[Stored items]
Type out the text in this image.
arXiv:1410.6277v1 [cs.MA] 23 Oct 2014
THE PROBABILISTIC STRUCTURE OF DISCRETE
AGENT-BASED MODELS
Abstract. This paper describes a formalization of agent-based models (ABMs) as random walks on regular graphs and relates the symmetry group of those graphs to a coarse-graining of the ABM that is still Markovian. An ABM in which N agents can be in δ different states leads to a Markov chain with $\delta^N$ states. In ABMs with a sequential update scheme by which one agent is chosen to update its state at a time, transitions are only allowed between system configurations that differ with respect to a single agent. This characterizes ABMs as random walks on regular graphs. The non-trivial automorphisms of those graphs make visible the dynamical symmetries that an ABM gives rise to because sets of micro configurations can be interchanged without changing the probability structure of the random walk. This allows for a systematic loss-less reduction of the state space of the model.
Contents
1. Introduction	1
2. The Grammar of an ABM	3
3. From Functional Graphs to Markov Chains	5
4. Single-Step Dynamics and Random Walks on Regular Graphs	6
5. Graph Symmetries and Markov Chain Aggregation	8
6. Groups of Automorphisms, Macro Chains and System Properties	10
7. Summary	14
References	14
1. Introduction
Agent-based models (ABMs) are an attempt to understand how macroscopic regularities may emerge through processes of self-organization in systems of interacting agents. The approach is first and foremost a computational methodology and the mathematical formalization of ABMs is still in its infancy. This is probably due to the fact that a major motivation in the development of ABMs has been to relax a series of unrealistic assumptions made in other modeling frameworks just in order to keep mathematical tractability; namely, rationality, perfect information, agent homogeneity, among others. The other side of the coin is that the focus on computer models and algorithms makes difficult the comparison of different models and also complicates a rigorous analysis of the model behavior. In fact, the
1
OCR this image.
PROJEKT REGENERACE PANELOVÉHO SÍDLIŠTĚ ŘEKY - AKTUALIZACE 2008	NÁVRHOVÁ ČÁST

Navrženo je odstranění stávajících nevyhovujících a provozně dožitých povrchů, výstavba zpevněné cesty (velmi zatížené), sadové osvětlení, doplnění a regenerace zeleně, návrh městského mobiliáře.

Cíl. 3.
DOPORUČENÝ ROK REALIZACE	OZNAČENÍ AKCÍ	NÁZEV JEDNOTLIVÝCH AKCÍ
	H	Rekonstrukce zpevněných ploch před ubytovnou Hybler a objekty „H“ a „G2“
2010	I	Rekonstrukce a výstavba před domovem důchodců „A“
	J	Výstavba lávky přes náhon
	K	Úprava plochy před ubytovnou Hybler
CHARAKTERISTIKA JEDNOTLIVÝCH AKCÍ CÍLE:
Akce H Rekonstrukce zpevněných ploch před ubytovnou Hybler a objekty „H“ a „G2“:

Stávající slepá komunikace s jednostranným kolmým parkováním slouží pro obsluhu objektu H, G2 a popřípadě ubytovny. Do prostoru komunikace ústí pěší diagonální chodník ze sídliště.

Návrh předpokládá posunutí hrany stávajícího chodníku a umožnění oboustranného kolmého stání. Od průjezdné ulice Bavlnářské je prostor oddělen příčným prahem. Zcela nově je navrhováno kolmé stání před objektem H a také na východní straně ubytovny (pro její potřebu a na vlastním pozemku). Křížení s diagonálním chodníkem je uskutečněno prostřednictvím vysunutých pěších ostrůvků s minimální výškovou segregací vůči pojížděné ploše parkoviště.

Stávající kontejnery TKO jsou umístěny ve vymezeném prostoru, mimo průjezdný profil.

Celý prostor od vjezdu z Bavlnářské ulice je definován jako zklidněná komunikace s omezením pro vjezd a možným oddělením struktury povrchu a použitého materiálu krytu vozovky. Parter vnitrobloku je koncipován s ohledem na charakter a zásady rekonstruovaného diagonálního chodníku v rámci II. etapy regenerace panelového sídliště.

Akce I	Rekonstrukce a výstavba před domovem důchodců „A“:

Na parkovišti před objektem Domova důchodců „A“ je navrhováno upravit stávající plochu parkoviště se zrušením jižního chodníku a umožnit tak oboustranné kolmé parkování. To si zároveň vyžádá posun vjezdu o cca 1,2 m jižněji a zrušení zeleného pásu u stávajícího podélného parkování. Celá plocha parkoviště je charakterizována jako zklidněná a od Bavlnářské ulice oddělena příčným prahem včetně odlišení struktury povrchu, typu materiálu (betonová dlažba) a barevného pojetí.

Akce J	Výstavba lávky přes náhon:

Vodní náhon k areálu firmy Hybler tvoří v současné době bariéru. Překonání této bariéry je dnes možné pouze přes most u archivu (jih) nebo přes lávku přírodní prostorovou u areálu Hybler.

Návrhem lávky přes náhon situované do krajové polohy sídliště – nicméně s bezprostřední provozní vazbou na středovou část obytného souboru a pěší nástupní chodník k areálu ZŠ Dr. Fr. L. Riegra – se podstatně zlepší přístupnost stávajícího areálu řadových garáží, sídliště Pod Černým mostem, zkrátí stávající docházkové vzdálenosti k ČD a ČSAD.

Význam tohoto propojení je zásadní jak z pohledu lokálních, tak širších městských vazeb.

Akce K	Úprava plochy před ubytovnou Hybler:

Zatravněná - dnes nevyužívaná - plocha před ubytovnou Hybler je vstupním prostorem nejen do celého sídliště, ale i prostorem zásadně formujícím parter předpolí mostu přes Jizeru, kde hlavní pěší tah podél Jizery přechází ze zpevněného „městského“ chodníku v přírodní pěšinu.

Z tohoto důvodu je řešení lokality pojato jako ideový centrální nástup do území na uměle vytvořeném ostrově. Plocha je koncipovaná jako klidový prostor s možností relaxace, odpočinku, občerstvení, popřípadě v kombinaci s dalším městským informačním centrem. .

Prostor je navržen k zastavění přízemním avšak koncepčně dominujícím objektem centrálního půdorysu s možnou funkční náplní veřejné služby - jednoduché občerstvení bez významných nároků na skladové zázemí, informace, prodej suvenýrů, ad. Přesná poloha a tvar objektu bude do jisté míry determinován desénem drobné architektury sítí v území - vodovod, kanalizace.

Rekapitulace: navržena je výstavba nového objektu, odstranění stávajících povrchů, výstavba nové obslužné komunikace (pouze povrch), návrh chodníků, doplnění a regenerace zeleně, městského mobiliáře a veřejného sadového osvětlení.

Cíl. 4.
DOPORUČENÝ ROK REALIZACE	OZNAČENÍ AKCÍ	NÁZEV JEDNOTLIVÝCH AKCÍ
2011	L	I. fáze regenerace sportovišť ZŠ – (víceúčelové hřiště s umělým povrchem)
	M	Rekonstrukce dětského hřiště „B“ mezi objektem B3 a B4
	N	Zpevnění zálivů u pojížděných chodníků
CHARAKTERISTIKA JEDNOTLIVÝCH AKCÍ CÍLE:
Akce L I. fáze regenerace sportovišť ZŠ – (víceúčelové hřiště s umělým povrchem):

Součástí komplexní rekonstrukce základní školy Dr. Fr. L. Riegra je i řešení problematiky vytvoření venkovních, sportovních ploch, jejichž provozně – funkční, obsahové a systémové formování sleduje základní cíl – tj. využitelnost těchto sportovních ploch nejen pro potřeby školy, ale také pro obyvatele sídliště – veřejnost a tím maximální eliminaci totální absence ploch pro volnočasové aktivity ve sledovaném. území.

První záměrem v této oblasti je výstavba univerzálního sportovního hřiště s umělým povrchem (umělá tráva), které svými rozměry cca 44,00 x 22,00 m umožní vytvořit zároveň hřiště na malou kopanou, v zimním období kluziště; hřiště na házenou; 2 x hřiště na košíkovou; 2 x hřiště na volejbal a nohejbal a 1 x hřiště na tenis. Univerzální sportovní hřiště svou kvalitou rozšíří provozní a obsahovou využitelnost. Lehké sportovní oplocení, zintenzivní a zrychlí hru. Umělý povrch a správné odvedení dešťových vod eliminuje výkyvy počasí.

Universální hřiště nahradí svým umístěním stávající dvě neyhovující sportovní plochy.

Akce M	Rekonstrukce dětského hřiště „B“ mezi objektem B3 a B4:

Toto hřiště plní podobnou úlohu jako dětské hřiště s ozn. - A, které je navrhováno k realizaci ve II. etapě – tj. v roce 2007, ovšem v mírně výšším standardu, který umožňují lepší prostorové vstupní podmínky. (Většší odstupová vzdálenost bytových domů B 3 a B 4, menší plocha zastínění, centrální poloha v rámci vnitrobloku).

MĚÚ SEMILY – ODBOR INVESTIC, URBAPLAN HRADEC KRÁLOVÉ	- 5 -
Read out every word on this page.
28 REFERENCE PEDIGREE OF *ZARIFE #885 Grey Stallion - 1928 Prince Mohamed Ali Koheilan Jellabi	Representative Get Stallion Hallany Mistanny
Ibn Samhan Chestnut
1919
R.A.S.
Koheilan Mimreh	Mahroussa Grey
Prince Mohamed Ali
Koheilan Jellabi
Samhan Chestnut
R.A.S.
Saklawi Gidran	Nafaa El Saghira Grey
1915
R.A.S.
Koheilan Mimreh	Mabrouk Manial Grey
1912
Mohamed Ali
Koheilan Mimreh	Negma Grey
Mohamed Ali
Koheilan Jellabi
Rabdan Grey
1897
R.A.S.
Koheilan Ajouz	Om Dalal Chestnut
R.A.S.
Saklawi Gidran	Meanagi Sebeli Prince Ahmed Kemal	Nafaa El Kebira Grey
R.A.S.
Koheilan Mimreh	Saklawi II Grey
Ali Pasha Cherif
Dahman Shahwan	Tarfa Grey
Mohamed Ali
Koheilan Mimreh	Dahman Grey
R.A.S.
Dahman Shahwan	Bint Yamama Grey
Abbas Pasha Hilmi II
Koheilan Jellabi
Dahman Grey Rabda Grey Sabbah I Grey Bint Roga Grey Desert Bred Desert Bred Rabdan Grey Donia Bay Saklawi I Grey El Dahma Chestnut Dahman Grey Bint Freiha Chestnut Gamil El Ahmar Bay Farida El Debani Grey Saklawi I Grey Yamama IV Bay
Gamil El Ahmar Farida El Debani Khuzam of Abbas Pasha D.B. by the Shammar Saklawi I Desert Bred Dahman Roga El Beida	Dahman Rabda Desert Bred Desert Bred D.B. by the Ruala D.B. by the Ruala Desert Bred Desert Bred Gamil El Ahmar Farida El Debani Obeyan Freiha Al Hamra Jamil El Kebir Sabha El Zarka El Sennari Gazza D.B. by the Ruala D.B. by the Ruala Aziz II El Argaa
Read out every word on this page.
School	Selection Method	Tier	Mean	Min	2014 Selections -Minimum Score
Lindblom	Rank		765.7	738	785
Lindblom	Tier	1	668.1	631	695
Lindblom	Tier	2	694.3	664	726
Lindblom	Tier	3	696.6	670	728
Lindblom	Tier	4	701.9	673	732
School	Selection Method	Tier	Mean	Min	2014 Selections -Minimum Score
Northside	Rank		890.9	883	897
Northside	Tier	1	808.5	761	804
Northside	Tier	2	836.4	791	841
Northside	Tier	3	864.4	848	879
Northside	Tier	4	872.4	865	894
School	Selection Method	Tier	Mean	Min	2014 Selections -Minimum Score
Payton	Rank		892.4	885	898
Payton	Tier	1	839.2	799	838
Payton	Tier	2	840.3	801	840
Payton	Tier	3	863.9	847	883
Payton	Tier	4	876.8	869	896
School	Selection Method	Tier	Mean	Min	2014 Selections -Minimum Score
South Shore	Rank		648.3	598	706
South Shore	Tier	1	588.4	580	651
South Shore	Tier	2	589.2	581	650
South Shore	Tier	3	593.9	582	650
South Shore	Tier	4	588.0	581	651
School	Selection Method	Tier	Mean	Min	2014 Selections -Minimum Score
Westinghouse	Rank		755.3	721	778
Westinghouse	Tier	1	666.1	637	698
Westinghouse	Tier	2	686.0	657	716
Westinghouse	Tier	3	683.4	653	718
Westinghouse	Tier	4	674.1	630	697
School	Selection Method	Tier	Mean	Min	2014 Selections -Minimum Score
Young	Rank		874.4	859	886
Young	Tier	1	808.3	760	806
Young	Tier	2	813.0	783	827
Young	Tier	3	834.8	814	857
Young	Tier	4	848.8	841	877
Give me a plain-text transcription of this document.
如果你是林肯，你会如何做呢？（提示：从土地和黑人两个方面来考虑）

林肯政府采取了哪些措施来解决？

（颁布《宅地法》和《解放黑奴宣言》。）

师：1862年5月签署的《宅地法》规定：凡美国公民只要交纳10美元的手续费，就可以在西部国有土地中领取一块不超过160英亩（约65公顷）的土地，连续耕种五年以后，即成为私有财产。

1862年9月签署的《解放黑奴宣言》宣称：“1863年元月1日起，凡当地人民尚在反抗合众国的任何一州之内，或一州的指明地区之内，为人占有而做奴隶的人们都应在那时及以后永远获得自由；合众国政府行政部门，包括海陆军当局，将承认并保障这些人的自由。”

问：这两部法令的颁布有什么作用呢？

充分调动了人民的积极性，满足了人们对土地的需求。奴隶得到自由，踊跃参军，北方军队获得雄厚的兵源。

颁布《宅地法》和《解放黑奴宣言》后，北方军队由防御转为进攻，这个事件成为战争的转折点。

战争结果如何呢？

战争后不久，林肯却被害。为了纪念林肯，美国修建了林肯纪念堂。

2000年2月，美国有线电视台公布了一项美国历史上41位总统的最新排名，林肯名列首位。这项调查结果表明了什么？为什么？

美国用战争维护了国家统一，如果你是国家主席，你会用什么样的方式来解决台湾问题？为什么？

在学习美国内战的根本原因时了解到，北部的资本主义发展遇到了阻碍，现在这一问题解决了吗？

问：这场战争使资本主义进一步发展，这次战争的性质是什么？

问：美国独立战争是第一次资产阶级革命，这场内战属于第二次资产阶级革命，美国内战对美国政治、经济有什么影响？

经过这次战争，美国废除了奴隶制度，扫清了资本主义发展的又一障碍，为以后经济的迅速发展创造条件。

**YOUR GOAL**
Look through the records and gather each line with the word "přírodní".

**RESPONSE TO THIS TASK**
Vodní náhon k areálu firmy Hybler tvoří v současné době bariéru. Překonání této bariéry je dnes možné pouze přes most u archivu (jih) nebo přes lávku přírodní prostorovou u areálu Hybler.
Zatravněná - dnes nevyužívaná - plocha před ubytovnou Hybler je vstupním prostorem nejen do celého sídliště, ale i prostorem zásadně formujícím parter předpolí mostu přes Jizeru, kde hlavní pěší tah podél Jizery přechází ze zpevněného „městského“ chodníku v přírodní pěšinu.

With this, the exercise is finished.